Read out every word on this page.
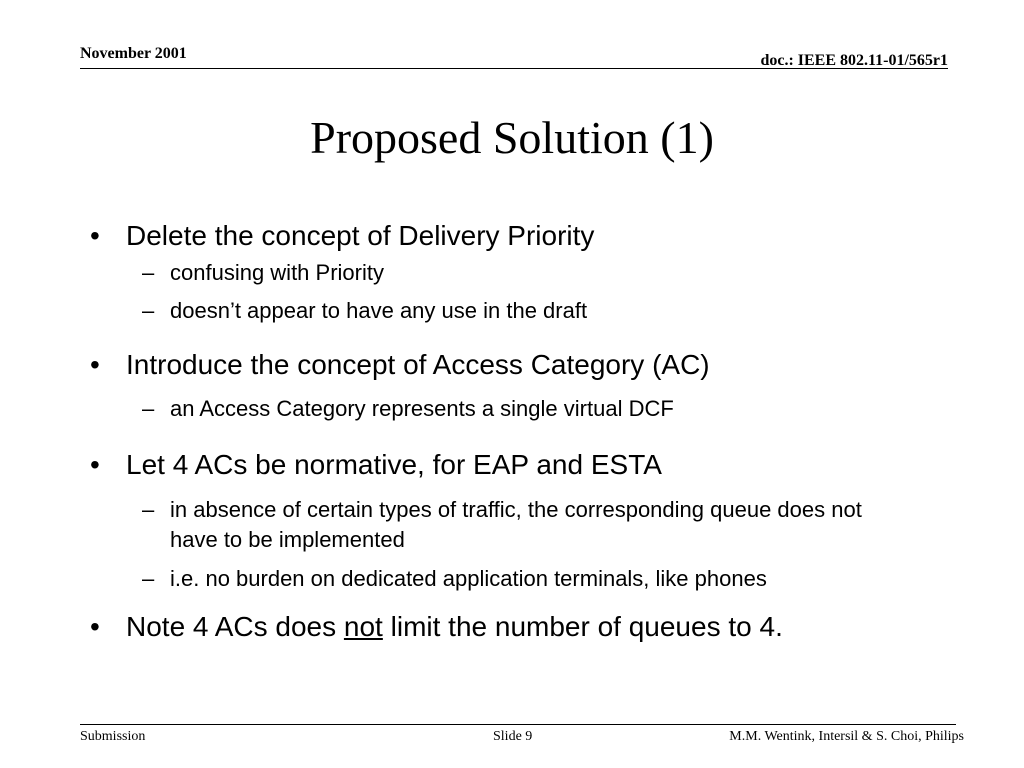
November 2001	doc.: IEEE 802.11-01/565r1
Proposed Solution (1)
• Delete the concept of Delivery Priority
– confusing with Priority
– doesn’t appear to have any use in the draft
• Introduce the concept of Access Category (AC)
– an Access Category represents a single virtual DCF
• Let 4 ACs be normative, for EAP and ESTA
– in absence of certain types of traffic, the corresponding queue does not have to be implemented
– i.e. no burden on dedicated application terminals, like phones
• Note 4 ACs does not limit the number of queues to 4.
Submission	Slide 9	M.M. Wentink, Intersil & S. Choi, Philips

Do this ->
The word "Category" may appear on some lines of these records; state how many such lines there are, and nothing else.

Output of the task ->
2